* _Task goal_
Repeat the lines that follow, leaving nothing out.
/---
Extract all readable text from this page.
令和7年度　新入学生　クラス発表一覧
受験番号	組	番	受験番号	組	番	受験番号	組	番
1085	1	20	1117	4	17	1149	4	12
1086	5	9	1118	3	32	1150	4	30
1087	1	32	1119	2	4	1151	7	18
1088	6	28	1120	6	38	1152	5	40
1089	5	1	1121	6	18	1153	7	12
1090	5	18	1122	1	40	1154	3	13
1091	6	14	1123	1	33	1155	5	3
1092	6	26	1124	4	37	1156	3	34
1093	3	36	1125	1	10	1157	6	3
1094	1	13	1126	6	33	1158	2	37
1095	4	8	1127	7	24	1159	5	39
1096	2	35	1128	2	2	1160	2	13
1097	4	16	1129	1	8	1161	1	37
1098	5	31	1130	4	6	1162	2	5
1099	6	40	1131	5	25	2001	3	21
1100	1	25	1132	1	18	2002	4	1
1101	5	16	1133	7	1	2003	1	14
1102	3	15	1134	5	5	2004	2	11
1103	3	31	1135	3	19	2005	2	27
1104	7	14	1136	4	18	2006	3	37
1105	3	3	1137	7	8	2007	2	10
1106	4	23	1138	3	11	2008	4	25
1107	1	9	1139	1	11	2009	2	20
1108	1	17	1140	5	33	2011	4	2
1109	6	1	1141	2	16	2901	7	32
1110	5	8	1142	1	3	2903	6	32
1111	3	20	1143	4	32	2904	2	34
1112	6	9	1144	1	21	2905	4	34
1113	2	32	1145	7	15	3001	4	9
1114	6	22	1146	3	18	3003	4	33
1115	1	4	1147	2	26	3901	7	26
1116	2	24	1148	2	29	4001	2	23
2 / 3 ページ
\---
* _Task result_
Extract all readable text from this page.
令和7年度　新入学生　クラス発表一覧
受験番号	組	番	受験番号	組	番	受験番号	組	番
1085	1	20	1117	4	17	1149	4	12
1086	5	9	1118	3	32	1150	4	30
1087	1	32	1119	2	4	1151	7	18
1088	6	28	1120	6	38	1152	5	40
1089	5	1	1121	6	18	1153	7	12
1090	5	18	1122	1	40	1154	3	13
1091	6	14	1123	1	33	1155	5	3
1092	6	26	1124	4	37	1156	3	34
1093	3	36	1125	1	10	1157	6	3
1094	1	13	1126	6	33	1158	2	37
1095	4	8	1127	7	24	1159	5	39
1096	2	35	1128	2	2	1160	2	13
1097	4	16	1129	1	8	1161	1	37
1098	5	31	1130	4	6	1162	2	5
1099	6	40	1131	5	25	2001	3	21
1100	1	25	1132	1	18	2002	4	1
1101	5	16	1133	7	1	2003	1	14
1102	3	15	1134	5	5	2004	2	11
1103	3	31	1135	3	19	2005	2	27
1104	7	14	1136	4	18	2006	3	37
1105	3	3	1137	7	8	2007	2	10
1106	4	23	1138	3	11	2008	4	25
1107	1	9	1139	1	11	2009	2	20
1108	1	17	1140	5	33	2011	4	2
1109	6	1	1141	2	16	2901	7	32
1110	5	8	1142	1	3	2903	6	32
1111	3	20	1143	4	32	2904	2	34
1112	6	9	1144	1	21	2905	4	34
1113	2	32	1145	7	15	3001	4	9
1114	6	22	1146	3	18	3003	4	33
1115	1	4	1147	2	26	3901	7	26
1116	2	24	1148	2	29	4001	2	23
2 / 3 ページ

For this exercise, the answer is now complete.